WHAT THE TASK REQUIRES :: Give the listing again character for character, but drop the images.

EXERCISE INPUT ::
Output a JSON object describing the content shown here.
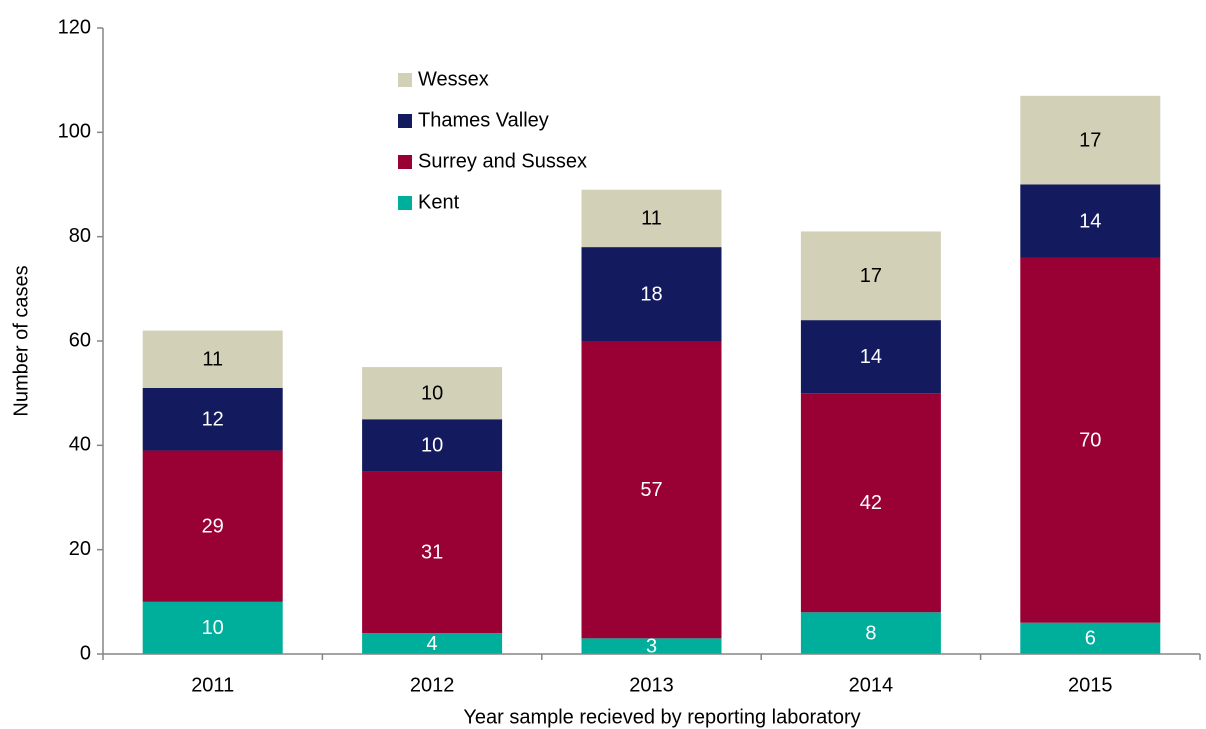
{
  "chart_data": {
    "type": "stacked_bar",
    "xlabel": "Year sample recieved by reporting laboratory",
    "ylabel": "Number of cases",
    "categories": [
      "2011",
      "2012",
      "2013",
      "2014",
      "2015"
    ],
    "series": [
      {
        "name": "Kent",
        "color": "#00ae9c",
        "label_color": "#ffffff",
        "values": [
          10,
          4,
          3,
          8,
          6
        ]
      },
      {
        "name": "Surrey and Sussex",
        "color": "#990033",
        "label_color": "#ffffff",
        "values": [
          29,
          31,
          57,
          42,
          70
        ]
      },
      {
        "name": "Thames Valley",
        "color": "#141a5e",
        "label_color": "#ffffff",
        "values": [
          12,
          10,
          18,
          14,
          14
        ]
      },
      {
        "name": "Wessex",
        "color": "#d3d0b8",
        "label_color": "#000000",
        "values": [
          11,
          10,
          11,
          17,
          17
        ]
      }
    ],
    "ylim": [
      0,
      120
    ],
    "yticks": [
      0,
      20,
      40,
      60,
      80,
      100,
      120
    ],
    "legend": "upper left"
  }
}
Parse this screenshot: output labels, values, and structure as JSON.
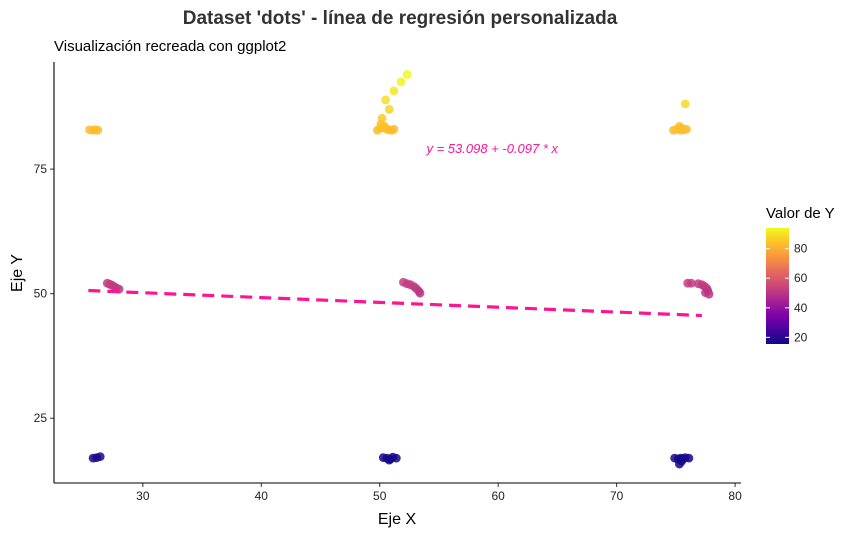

THE RESPONSE ::
Output a JSON object describing the content shown here.
{
  "chart_data": {
    "type": "stacked_bar",
    "xlabel": "Year sample recieved by reporting laboratory",
    "ylabel": "Number of cases",
    "categories": [
      "2011",
      "2012",
      "2013",
      "2014",
      "2015"
    ],
    "series": [
      {
        "name": "Kent",
        "color": "#00ae9c",
        "label_color": "#ffffff",
        "values": [
          10,
          4,
          3,
          8,
          6
        ]
      },
      {
        "name": "Surrey and Sussex",
        "color": "#990033",
        "label_color": "#ffffff",
        "values": [
          29,
          31,
          57,
          42,
          70
        ]
      },
      {
        "name": "Thames Valley",
        "color": "#141a5e",
        "label_color": "#ffffff",
        "values": [
          12,
          10,
          18,
          14,
          14
        ]
      },
      {
        "name": "Wessex",
        "color": "#d3d0b8",
        "label_color": "#000000",
        "values": [
          11,
          10,
          11,
          17,
          17
        ]
      }
    ],
    "ylim": [
      0,
      120
    ],
    "yticks": [
      0,
      20,
      40,
      60,
      80,
      100,
      120
    ],
    "legend": "upper left"
  }
}
Parse this screenshot: output labels, values, and structure as JSON.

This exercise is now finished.